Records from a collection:
------------------------------------
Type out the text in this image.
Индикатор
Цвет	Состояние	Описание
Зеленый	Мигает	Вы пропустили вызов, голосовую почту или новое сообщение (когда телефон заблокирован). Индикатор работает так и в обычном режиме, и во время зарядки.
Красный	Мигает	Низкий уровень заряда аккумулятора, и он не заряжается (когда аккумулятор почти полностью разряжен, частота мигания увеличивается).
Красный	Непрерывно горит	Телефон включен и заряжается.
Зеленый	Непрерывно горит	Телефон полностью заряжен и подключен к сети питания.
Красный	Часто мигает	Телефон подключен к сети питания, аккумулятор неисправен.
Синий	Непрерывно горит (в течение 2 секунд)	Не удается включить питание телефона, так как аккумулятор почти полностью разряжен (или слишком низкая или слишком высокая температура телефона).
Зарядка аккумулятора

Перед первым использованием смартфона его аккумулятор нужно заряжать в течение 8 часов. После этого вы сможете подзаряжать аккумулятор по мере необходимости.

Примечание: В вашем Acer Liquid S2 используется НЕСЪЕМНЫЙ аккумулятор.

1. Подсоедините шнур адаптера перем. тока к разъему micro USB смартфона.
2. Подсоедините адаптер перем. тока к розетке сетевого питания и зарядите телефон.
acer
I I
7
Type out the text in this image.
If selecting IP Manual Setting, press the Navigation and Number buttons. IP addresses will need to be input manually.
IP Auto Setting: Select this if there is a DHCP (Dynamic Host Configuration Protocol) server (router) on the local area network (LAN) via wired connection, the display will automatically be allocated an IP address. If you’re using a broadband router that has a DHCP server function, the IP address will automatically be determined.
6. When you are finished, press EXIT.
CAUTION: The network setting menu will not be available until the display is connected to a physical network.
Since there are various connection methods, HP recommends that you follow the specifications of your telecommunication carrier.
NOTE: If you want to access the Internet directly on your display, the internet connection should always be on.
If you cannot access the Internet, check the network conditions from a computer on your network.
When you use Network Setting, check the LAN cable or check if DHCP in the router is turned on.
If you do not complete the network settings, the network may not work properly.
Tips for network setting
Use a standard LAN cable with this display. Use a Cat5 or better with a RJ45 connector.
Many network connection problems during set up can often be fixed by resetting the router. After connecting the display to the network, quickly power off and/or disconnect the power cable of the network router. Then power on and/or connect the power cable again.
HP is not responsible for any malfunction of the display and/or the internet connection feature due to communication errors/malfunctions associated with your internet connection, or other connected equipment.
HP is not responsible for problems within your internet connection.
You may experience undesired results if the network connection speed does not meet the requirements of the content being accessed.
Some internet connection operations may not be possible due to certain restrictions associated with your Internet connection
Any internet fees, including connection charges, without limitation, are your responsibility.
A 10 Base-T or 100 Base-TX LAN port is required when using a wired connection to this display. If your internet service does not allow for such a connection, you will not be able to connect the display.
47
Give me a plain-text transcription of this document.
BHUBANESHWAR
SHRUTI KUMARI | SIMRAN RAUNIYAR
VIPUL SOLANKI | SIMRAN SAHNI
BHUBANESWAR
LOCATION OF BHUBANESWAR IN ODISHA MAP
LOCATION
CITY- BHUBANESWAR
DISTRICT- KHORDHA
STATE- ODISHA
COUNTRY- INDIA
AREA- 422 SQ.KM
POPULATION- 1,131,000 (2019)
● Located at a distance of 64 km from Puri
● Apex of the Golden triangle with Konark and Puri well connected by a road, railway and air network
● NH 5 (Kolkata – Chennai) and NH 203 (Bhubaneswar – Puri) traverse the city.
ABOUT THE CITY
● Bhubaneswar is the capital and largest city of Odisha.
------------------------------------
Look for "cable" and pull out every line that has it.

When you use Network Setting, check the LAN cable or check if DHCP in the router is turned on.
Use a standard LAN cable with this display. Use a Cat5 or better with a RJ45 connector.
Many network connection problems during set up can often be fixed by resetting the router. After connecting the display to the network, quickly power off and/or disconnect the power cable of the network router. Then power on and/or connect the power cable again.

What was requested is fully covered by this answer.